[Rows from a layout dataset]
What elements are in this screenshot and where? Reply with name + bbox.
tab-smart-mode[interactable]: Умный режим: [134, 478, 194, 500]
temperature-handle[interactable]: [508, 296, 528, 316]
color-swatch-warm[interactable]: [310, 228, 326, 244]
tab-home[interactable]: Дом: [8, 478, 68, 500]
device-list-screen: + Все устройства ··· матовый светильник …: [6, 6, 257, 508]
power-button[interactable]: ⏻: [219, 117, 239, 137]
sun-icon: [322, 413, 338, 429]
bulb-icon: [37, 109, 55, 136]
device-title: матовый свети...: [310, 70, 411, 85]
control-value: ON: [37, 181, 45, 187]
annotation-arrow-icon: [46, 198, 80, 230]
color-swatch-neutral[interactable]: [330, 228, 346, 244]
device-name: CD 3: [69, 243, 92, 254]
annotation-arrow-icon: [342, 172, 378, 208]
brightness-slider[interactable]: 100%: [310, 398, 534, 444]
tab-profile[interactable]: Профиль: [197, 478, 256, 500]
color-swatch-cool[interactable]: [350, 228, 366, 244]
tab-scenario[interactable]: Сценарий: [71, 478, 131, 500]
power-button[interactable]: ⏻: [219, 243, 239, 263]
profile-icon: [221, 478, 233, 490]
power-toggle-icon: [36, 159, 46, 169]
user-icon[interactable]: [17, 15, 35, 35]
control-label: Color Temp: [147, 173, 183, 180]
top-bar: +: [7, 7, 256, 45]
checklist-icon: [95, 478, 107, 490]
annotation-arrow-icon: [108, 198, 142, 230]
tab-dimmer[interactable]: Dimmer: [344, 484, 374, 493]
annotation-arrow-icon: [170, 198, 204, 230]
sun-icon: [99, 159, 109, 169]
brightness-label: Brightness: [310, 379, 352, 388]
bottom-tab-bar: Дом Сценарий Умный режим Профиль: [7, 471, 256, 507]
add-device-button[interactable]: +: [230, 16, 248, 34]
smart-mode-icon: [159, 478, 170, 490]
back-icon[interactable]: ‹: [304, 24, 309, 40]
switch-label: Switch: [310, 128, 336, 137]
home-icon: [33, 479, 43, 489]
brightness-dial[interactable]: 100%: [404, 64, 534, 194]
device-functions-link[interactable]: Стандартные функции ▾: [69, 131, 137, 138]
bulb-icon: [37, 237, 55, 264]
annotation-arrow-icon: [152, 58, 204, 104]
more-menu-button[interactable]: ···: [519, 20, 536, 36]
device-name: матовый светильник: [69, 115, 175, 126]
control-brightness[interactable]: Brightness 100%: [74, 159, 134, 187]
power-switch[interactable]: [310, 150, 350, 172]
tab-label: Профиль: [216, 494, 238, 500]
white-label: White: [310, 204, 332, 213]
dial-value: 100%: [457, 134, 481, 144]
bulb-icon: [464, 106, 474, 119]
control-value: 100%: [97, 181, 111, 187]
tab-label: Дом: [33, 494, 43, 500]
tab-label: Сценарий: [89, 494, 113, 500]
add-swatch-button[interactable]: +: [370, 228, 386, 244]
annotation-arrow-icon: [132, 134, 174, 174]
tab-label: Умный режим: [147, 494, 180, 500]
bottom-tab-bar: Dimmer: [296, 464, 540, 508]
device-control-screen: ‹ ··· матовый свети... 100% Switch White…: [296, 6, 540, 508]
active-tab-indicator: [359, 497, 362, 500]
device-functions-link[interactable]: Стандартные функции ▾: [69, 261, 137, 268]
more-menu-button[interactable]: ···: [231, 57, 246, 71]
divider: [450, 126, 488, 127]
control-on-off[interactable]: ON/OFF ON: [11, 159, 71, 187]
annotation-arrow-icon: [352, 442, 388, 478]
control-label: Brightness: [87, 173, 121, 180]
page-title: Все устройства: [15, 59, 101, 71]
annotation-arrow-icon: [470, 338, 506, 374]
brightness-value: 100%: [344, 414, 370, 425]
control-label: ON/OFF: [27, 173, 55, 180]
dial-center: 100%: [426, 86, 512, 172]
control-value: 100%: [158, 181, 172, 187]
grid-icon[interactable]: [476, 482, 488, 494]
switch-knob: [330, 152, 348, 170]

--

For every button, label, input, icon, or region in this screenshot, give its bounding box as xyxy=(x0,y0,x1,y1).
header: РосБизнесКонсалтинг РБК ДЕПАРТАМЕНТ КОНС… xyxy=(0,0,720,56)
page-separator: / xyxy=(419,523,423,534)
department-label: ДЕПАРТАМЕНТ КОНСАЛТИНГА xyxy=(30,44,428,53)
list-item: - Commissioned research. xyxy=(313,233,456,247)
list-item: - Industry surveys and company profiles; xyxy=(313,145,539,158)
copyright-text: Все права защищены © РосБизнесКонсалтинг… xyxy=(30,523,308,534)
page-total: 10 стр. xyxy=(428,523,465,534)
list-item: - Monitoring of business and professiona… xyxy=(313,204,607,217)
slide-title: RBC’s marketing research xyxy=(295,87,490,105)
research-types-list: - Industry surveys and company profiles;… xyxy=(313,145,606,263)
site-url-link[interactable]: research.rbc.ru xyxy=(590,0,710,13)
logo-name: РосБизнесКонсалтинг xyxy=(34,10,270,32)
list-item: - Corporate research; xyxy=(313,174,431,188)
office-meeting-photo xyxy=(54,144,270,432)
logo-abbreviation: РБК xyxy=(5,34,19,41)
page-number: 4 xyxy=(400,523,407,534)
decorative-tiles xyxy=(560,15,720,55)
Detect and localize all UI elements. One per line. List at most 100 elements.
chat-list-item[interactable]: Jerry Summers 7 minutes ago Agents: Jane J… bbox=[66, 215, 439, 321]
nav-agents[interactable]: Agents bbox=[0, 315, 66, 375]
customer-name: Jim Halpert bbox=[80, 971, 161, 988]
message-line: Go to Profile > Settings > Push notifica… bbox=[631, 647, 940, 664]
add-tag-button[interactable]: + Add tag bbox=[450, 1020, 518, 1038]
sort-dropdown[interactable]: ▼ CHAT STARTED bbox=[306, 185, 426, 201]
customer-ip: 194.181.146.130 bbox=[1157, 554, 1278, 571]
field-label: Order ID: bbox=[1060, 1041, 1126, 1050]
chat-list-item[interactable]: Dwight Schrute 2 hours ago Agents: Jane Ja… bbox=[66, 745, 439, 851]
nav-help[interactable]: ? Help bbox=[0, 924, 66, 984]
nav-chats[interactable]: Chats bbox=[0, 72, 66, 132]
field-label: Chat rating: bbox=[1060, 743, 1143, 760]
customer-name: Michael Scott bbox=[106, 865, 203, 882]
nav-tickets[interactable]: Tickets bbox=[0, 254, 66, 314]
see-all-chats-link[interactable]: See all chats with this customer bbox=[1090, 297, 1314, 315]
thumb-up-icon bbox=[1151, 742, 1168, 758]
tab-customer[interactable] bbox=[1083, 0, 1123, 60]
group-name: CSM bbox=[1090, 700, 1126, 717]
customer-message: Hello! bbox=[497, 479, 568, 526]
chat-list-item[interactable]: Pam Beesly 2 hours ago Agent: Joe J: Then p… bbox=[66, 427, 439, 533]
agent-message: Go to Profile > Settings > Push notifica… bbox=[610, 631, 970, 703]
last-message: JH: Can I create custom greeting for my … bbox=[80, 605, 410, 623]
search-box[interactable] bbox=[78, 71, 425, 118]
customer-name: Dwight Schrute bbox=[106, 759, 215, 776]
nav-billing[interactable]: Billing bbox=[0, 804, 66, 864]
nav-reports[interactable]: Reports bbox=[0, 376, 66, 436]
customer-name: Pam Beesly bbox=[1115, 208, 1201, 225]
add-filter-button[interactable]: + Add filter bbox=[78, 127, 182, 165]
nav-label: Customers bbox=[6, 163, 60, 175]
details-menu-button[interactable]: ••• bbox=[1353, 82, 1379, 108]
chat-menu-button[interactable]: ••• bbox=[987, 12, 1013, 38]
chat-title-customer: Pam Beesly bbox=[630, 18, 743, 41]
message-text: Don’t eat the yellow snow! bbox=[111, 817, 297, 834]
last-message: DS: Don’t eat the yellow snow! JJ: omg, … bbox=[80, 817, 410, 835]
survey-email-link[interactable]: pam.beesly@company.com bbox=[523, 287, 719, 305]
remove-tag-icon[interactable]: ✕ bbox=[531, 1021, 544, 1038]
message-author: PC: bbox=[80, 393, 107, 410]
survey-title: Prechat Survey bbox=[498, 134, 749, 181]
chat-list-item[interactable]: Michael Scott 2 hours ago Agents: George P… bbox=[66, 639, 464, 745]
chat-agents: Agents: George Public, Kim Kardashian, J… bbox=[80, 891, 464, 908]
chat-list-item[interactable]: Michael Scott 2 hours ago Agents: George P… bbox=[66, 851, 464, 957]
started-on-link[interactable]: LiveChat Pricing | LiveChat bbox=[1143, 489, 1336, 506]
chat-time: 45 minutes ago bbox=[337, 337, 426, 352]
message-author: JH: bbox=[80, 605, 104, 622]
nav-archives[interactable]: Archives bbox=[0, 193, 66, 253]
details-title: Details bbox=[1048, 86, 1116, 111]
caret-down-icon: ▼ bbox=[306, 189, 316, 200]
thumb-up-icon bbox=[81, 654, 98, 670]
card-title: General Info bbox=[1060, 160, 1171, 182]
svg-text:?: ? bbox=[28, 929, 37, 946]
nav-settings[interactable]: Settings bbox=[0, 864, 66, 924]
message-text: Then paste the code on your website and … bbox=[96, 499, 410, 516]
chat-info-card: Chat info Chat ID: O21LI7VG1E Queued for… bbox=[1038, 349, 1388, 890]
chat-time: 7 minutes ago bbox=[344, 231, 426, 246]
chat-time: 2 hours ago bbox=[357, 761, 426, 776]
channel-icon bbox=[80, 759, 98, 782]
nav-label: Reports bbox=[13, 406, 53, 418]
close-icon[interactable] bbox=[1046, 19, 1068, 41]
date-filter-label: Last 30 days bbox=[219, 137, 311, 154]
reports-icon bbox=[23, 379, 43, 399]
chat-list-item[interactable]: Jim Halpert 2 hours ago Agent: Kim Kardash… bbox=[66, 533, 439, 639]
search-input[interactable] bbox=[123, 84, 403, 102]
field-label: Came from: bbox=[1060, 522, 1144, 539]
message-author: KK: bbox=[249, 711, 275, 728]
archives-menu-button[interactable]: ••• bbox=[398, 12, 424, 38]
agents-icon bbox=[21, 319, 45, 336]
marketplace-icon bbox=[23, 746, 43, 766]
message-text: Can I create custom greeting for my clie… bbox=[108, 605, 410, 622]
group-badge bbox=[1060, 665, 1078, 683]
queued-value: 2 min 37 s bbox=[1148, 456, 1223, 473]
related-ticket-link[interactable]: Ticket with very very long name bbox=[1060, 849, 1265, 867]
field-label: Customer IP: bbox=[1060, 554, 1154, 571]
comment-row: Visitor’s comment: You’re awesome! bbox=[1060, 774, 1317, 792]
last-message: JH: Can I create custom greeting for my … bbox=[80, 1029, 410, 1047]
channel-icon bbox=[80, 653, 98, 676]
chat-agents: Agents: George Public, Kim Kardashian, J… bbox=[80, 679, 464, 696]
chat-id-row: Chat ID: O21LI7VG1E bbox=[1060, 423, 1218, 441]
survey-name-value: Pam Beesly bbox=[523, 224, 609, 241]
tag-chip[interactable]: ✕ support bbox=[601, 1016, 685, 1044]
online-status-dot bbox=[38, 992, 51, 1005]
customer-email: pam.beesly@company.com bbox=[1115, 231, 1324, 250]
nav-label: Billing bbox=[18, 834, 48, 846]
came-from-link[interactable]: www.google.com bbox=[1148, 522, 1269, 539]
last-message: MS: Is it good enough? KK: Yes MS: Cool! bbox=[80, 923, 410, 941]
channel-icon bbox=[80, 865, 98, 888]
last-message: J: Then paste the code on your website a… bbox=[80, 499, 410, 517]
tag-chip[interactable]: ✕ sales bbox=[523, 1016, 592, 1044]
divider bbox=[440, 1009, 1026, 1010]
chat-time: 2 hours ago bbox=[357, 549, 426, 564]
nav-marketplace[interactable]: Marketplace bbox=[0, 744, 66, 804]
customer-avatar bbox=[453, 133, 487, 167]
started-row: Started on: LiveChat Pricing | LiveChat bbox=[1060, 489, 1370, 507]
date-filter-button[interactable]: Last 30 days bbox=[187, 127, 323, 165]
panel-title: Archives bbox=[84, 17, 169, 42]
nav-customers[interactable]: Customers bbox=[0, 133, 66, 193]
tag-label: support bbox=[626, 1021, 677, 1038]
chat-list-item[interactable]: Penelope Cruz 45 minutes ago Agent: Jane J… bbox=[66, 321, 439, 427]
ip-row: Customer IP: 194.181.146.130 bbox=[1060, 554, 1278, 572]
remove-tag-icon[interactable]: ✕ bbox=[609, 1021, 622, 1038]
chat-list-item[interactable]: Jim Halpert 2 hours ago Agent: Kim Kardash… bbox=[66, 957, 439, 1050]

### GIVEN EXERCISE:
Can you arrange the data, starting with the line containing "What elements are" and going on through the line containing "tab-profile[interactable]: Профиль: [197, 478, 256, 500]", both included, as a numbered list with blank lines left out?

### PROBLEM SOLUTION:
1. What elements are in this screenshot and where? Reply with name + bbox.
2. tab-smart-mode[interactable]: Умный режим: [134, 478, 194, 500]
3. temperature-handle[interactable]: [508, 296, 528, 316]
4. color-swatch-warm[interactable]: [310, 228, 326, 244]
5. tab-home[interactable]: Дом: [8, 478, 68, 500]
6. device-list-screen: + Все устройства ··· матовый светильник …: [6, 6, 257, 508]
7. power-button[interactable]: ⏻: [219, 117, 239, 137]
8. sun-icon: [322, 413, 338, 429]
9. bulb-icon: [37, 109, 55, 136]
10. device-title: матовый свети...: [310, 70, 411, 85]
11. control-value: ON: [37, 181, 45, 187]
12. annotation-arrow-icon: [46, 198, 80, 230]
13. color-swatch-neutral[interactable]: [330, 228, 346, 244]
14. device-name: CD 3: [69, 243, 92, 254]
15. annotation-arrow-icon: [342, 172, 378, 208]
16. brightness-slider[interactable]: 100%: [310, 398, 534, 444]
17. tab-profile[interactable]: Профиль: [197, 478, 256, 500]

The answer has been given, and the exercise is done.